## WHAT THE EXERCISE ASKS
From the entries below, work out the number of lines that hold the word "monasterii", and give that number alone.

(Dataset items)
============================================================

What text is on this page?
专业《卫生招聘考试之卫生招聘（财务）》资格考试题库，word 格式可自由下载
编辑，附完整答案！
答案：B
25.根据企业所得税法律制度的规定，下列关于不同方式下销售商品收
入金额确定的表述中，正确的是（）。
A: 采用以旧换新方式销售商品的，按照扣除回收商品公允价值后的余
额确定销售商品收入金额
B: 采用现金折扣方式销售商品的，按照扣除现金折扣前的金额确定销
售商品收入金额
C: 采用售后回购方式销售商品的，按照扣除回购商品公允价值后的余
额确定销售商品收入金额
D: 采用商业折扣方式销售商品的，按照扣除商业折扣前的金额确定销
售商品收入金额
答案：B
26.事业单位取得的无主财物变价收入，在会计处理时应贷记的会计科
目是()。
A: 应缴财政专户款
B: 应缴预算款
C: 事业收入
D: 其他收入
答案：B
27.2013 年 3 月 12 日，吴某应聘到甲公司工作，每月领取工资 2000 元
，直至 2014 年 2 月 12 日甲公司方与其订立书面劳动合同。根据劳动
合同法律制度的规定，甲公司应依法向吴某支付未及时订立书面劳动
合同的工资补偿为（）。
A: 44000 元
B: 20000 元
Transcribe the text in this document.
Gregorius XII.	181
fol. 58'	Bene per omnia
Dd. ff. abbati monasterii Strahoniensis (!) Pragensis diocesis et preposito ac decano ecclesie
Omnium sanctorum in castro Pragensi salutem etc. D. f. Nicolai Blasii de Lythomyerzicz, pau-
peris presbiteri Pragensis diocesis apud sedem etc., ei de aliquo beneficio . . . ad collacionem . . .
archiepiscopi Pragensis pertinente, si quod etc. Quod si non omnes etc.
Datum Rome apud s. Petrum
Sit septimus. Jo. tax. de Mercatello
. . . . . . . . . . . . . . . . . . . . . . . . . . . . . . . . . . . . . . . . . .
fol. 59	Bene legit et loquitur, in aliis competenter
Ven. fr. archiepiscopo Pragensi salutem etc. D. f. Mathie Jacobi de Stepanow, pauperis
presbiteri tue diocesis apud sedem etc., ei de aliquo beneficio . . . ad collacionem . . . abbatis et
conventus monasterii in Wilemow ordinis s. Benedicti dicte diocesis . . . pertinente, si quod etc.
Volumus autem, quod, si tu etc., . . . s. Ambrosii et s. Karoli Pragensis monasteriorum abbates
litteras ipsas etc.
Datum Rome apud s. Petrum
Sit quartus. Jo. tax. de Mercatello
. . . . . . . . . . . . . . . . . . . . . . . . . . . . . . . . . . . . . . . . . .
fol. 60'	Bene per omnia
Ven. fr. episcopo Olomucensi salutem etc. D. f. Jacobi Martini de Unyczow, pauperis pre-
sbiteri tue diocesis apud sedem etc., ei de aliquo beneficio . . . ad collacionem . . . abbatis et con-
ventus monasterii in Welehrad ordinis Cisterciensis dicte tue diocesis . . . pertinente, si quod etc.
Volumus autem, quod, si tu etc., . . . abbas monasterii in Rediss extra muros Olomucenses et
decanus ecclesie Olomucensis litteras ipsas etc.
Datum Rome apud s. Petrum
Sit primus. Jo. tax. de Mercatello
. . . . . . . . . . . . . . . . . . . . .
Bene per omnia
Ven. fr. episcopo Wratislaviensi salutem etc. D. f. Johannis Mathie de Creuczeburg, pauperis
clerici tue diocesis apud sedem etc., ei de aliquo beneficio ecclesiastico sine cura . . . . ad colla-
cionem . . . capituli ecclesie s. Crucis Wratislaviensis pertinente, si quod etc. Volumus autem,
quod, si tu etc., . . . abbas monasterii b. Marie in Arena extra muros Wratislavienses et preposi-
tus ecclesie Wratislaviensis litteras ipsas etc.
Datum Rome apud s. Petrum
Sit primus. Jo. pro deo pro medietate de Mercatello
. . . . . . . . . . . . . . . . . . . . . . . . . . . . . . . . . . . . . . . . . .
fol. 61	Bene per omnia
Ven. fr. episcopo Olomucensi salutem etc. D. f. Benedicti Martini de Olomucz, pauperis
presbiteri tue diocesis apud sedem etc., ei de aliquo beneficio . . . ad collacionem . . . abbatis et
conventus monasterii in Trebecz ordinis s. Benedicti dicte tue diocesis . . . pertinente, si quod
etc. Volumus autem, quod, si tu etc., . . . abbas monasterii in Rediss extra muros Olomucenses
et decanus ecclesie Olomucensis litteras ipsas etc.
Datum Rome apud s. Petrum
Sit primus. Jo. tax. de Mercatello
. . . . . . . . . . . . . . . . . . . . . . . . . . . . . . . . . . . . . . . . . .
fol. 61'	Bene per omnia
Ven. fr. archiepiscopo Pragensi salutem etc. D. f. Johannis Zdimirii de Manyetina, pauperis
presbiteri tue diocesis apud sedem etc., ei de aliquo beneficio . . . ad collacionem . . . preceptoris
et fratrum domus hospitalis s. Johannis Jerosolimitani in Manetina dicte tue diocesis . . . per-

============================================================

## CORRECT RESULT
7